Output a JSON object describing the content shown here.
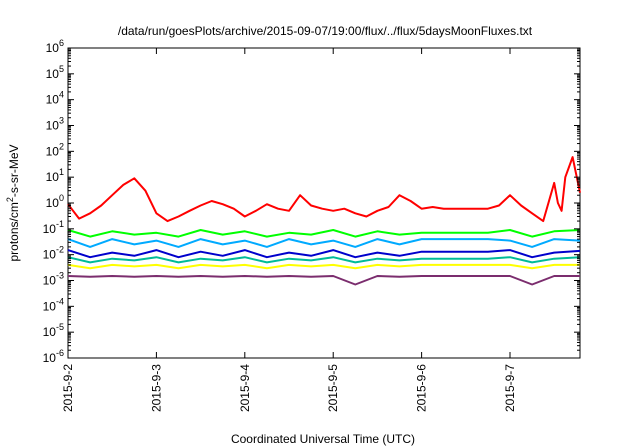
{
  "chart_data": {
    "type": "line",
    "title": "/data/run/goesPlots/archive/2015-09-07/19:00/flux/../flux/5daysMoonFluxes.txt",
    "xlabel": "Coordinated Universal Time (UTC)",
    "ylabel_prefix": "protons/cm",
    "ylabel_sup": "2",
    "ylabel_suffix": "-s-sr-MeV",
    "x_ticks": [
      "2015-9-2",
      "2015-9-3",
      "2015-9-4",
      "2015-9-5",
      "2015-9-6",
      "2015-9-7"
    ],
    "xlim": [
      "2015-09-02T00:00",
      "2015-09-07T19:00"
    ],
    "y_scale": "log",
    "ylim": [
      1e-06,
      1000000
    ],
    "y_tick_base": "10",
    "y_tick_exponents": [
      "-6",
      "-5",
      "-4",
      "-3",
      "-2",
      "-1",
      "0",
      "1",
      "2",
      "3",
      "4",
      "5",
      "6"
    ],
    "grid": false,
    "series": [
      {
        "color": "#ff0000",
        "x": [
          "2015-09-02T00:00",
          "2015-09-02T03:00",
          "2015-09-02T06:00",
          "2015-09-02T09:00",
          "2015-09-02T12:00",
          "2015-09-02T15:00",
          "2015-09-02T18:00",
          "2015-09-02T21:00",
          "2015-09-03T00:00",
          "2015-09-03T03:00",
          "2015-09-03T06:00",
          "2015-09-03T09:00",
          "2015-09-03T12:00",
          "2015-09-03T15:00",
          "2015-09-03T18:00",
          "2015-09-03T21:00",
          "2015-09-04T00:00",
          "2015-09-04T03:00",
          "2015-09-04T06:00",
          "2015-09-04T09:00",
          "2015-09-04T12:00",
          "2015-09-04T15:00",
          "2015-09-04T18:00",
          "2015-09-04T21:00",
          "2015-09-05T00:00",
          "2015-09-05T03:00",
          "2015-09-05T06:00",
          "2015-09-05T09:00",
          "2015-09-05T12:00",
          "2015-09-05T15:00",
          "2015-09-05T18:00",
          "2015-09-05T21:00",
          "2015-09-06T00:00",
          "2015-09-06T03:00",
          "2015-09-06T06:00",
          "2015-09-06T09:00",
          "2015-09-06T12:00",
          "2015-09-06T15:00",
          "2015-09-06T18:00",
          "2015-09-06T21:00",
          "2015-09-07T00:00",
          "2015-09-07T03:00",
          "2015-09-07T06:00",
          "2015-09-07T09:00",
          "2015-09-07T12:00",
          "2015-09-07T13:00",
          "2015-09-07T14:00",
          "2015-09-07T15:00",
          "2015-09-07T17:00",
          "2015-09-07T19:00"
        ],
        "values": [
          0.9,
          0.25,
          0.4,
          0.8,
          2,
          5,
          9,
          3,
          0.4,
          0.2,
          0.3,
          0.5,
          0.8,
          1.2,
          0.9,
          0.6,
          0.3,
          0.5,
          0.9,
          0.6,
          0.5,
          2,
          0.8,
          0.6,
          0.5,
          0.6,
          0.4,
          0.3,
          0.5,
          0.7,
          2,
          1.2,
          0.6,
          0.7,
          0.6,
          0.6,
          0.6,
          0.6,
          0.6,
          0.8,
          2,
          0.8,
          0.4,
          0.2,
          6,
          1,
          0.5,
          10,
          60,
          2.5
        ]
      },
      {
        "color": "#00ff00",
        "x": [
          "2015-09-02T00:00",
          "2015-09-02T06:00",
          "2015-09-02T12:00",
          "2015-09-02T18:00",
          "2015-09-03T00:00",
          "2015-09-03T06:00",
          "2015-09-03T12:00",
          "2015-09-03T18:00",
          "2015-09-04T00:00",
          "2015-09-04T06:00",
          "2015-09-04T12:00",
          "2015-09-04T18:00",
          "2015-09-05T00:00",
          "2015-09-05T06:00",
          "2015-09-05T12:00",
          "2015-09-05T18:00",
          "2015-09-06T00:00",
          "2015-09-06T06:00",
          "2015-09-06T12:00",
          "2015-09-06T18:00",
          "2015-09-07T00:00",
          "2015-09-07T06:00",
          "2015-09-07T12:00",
          "2015-09-07T19:00"
        ],
        "values": [
          0.09,
          0.05,
          0.08,
          0.06,
          0.07,
          0.05,
          0.09,
          0.06,
          0.08,
          0.05,
          0.07,
          0.06,
          0.09,
          0.05,
          0.08,
          0.06,
          0.07,
          0.07,
          0.07,
          0.07,
          0.09,
          0.05,
          0.08,
          0.09
        ]
      },
      {
        "color": "#00aaff",
        "x": [
          "2015-09-02T00:00",
          "2015-09-02T06:00",
          "2015-09-02T12:00",
          "2015-09-02T18:00",
          "2015-09-03T00:00",
          "2015-09-03T06:00",
          "2015-09-03T12:00",
          "2015-09-03T18:00",
          "2015-09-04T00:00",
          "2015-09-04T06:00",
          "2015-09-04T12:00",
          "2015-09-04T18:00",
          "2015-09-05T00:00",
          "2015-09-05T06:00",
          "2015-09-05T12:00",
          "2015-09-05T18:00",
          "2015-09-06T00:00",
          "2015-09-06T06:00",
          "2015-09-06T12:00",
          "2015-09-06T18:00",
          "2015-09-07T00:00",
          "2015-09-07T06:00",
          "2015-09-07T12:00",
          "2015-09-07T19:00"
        ],
        "values": [
          0.04,
          0.02,
          0.04,
          0.025,
          0.035,
          0.02,
          0.04,
          0.025,
          0.035,
          0.02,
          0.04,
          0.025,
          0.035,
          0.02,
          0.04,
          0.025,
          0.04,
          0.04,
          0.04,
          0.04,
          0.035,
          0.02,
          0.04,
          0.035
        ]
      },
      {
        "color": "#0000cc",
        "x": [
          "2015-09-02T00:00",
          "2015-09-02T06:00",
          "2015-09-02T12:00",
          "2015-09-02T18:00",
          "2015-09-03T00:00",
          "2015-09-03T06:00",
          "2015-09-03T12:00",
          "2015-09-03T18:00",
          "2015-09-04T00:00",
          "2015-09-04T06:00",
          "2015-09-04T12:00",
          "2015-09-04T18:00",
          "2015-09-05T00:00",
          "2015-09-05T06:00",
          "2015-09-05T12:00",
          "2015-09-05T18:00",
          "2015-09-06T00:00",
          "2015-09-06T06:00",
          "2015-09-06T12:00",
          "2015-09-06T18:00",
          "2015-09-07T00:00",
          "2015-09-07T06:00",
          "2015-09-07T12:00",
          "2015-09-07T19:00"
        ],
        "values": [
          0.015,
          0.008,
          0.012,
          0.009,
          0.015,
          0.008,
          0.013,
          0.009,
          0.015,
          0.008,
          0.012,
          0.009,
          0.015,
          0.008,
          0.012,
          0.009,
          0.013,
          0.013,
          0.013,
          0.013,
          0.015,
          0.008,
          0.012,
          0.014
        ]
      },
      {
        "color": "#00bb99",
        "x": [
          "2015-09-02T00:00",
          "2015-09-02T06:00",
          "2015-09-02T12:00",
          "2015-09-02T18:00",
          "2015-09-03T00:00",
          "2015-09-03T06:00",
          "2015-09-03T12:00",
          "2015-09-03T18:00",
          "2015-09-04T00:00",
          "2015-09-04T06:00",
          "2015-09-04T12:00",
          "2015-09-04T18:00",
          "2015-09-05T00:00",
          "2015-09-05T06:00",
          "2015-09-05T12:00",
          "2015-09-05T18:00",
          "2015-09-06T00:00",
          "2015-09-06T06:00",
          "2015-09-06T12:00",
          "2015-09-06T18:00",
          "2015-09-07T00:00",
          "2015-09-07T06:00",
          "2015-09-07T12:00",
          "2015-09-07T19:00"
        ],
        "values": [
          0.008,
          0.005,
          0.007,
          0.006,
          0.008,
          0.005,
          0.007,
          0.006,
          0.008,
          0.005,
          0.007,
          0.006,
          0.008,
          0.005,
          0.007,
          0.006,
          0.007,
          0.007,
          0.007,
          0.007,
          0.008,
          0.005,
          0.007,
          0.008
        ]
      },
      {
        "color": "#ffff00",
        "x": [
          "2015-09-02T00:00",
          "2015-09-02T06:00",
          "2015-09-02T12:00",
          "2015-09-02T18:00",
          "2015-09-03T00:00",
          "2015-09-03T06:00",
          "2015-09-03T12:00",
          "2015-09-03T18:00",
          "2015-09-04T00:00",
          "2015-09-04T06:00",
          "2015-09-04T12:00",
          "2015-09-04T18:00",
          "2015-09-05T00:00",
          "2015-09-05T06:00",
          "2015-09-05T12:00",
          "2015-09-05T18:00",
          "2015-09-06T00:00",
          "2015-09-06T06:00",
          "2015-09-06T12:00",
          "2015-09-06T18:00",
          "2015-09-07T00:00",
          "2015-09-07T06:00",
          "2015-09-07T12:00",
          "2015-09-07T19:00"
        ],
        "values": [
          0.004,
          0.003,
          0.004,
          0.0035,
          0.004,
          0.003,
          0.004,
          0.0035,
          0.004,
          0.003,
          0.004,
          0.0035,
          0.004,
          0.003,
          0.004,
          0.0035,
          0.004,
          0.004,
          0.004,
          0.004,
          0.004,
          0.003,
          0.004,
          0.004
        ]
      },
      {
        "color": "#7b2d6e",
        "x": [
          "2015-09-02T00:00",
          "2015-09-02T06:00",
          "2015-09-02T12:00",
          "2015-09-02T18:00",
          "2015-09-03T00:00",
          "2015-09-03T06:00",
          "2015-09-03T12:00",
          "2015-09-03T18:00",
          "2015-09-04T00:00",
          "2015-09-04T06:00",
          "2015-09-04T12:00",
          "2015-09-04T18:00",
          "2015-09-05T00:00",
          "2015-09-05T06:00",
          "2015-09-05T12:00",
          "2015-09-05T18:00",
          "2015-09-06T00:00",
          "2015-09-06T06:00",
          "2015-09-06T12:00",
          "2015-09-06T18:00",
          "2015-09-07T00:00",
          "2015-09-07T06:00",
          "2015-09-07T12:00",
          "2015-09-07T19:00"
        ],
        "values": [
          0.0015,
          0.0014,
          0.0015,
          0.0014,
          0.0015,
          0.0014,
          0.0015,
          0.0014,
          0.0015,
          0.0014,
          0.0015,
          0.0014,
          0.0015,
          0.0007,
          0.0015,
          0.0014,
          0.0015,
          0.0015,
          0.0015,
          0.0015,
          0.0015,
          0.0007,
          0.0015,
          0.0015
        ]
      }
    ]
  }
}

■ ■ ■ ■ ■

Task brief - Look above for every line with the word "color" and copy it.

Output of the task -
        "color": "#ff0000",
        "color": "#00ff00",
        "color": "#00aaff",
        "color": "#0000cc",
        "color": "#00bb99",
        "color": "#ffff00",
        "color": "#7b2d6e",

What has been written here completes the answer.